▸ WRITTEN EXERCISE
Reproduce the data below word for word, keeping every line in its original order.

▸ RECORD EXTRACTS
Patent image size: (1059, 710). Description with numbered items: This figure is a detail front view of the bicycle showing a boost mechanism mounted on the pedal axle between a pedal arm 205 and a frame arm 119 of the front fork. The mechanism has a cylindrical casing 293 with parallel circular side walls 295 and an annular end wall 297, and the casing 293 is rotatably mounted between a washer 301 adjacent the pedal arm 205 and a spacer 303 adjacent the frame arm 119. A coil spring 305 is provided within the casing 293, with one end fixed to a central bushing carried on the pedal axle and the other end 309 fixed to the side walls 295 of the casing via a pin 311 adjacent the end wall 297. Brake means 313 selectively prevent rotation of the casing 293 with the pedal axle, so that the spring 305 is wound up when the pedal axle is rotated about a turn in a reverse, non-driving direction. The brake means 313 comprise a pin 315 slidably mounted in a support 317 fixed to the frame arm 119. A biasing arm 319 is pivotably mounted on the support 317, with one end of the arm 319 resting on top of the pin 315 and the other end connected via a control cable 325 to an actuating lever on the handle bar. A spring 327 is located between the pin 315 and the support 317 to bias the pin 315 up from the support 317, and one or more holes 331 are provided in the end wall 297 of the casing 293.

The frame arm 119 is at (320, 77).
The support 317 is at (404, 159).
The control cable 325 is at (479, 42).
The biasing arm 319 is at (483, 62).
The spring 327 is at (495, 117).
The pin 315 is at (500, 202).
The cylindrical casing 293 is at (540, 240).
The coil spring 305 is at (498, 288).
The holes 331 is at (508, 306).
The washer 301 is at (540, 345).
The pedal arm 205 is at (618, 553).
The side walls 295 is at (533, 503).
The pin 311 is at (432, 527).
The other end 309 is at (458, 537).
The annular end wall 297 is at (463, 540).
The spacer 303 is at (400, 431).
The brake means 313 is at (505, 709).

▸ EXERCISE OUTPUT
Patent image size: (1059, 710). Description with numbered items: This figure is a detail front view of the bicycle showing a boost mechanism mounted on the pedal axle between a pedal arm 205 and a frame arm 119 of the front fork. The mechanism has a cylindrical casing 293 with parallel circular side walls 295 and an annular end wall 297, and the casing 293 is rotatably mounted between a washer 301 adjacent the pedal arm 205 and a spacer 303 adjacent the frame arm 119. A coil spring 305 is provided within the casing 293, with one end fixed to a central bushing carried on the pedal axle and the other end 309 fixed to the side walls 295 of the casing via a pin 311 adjacent the end wall 297. Brake means 313 selectively prevent rotation of the casing 293 with the pedal axle, so that the spring 305 is wound up when the pedal axle is rotated about a turn in a reverse, non-driving direction. The brake means 313 comprise a pin 315 slidably mounted in a support 317 fixed to the frame arm 119. A biasing arm 319 is pivotably mounted on the support 317, with one end of the arm 319 resting on top of the pin 315 and the other end connected via a control cable 325 to an actuating lever on the handle bar. A spring 327 is located between the pin 315 and the support 317 to bias the pin 315 up from the support 317, and one or more holes 331 are provided in the end wall 297 of the casing 293.

The frame arm 119 is at (320, 77).
The support 317 is at (404, 159).
The control cable 325 is at (479, 42).
The biasing arm 319 is at (483, 62).
The spring 327 is at (495, 117).
The pin 315 is at (500, 202).
The cylindrical casing 293 is at (540, 240).
The coil spring 305 is at (498, 288).
The holes 331 is at (508, 306).
The washer 301 is at (540, 345).
The pedal arm 205 is at (618, 553).
The side walls 295 is at (533, 503).
The pin 311 is at (432, 527).
The other end 309 is at (458, 537).
The annular end wall 297 is at (463, 540).
The spacer 303 is at (400, 431).
The brake means 313 is at (505, 709).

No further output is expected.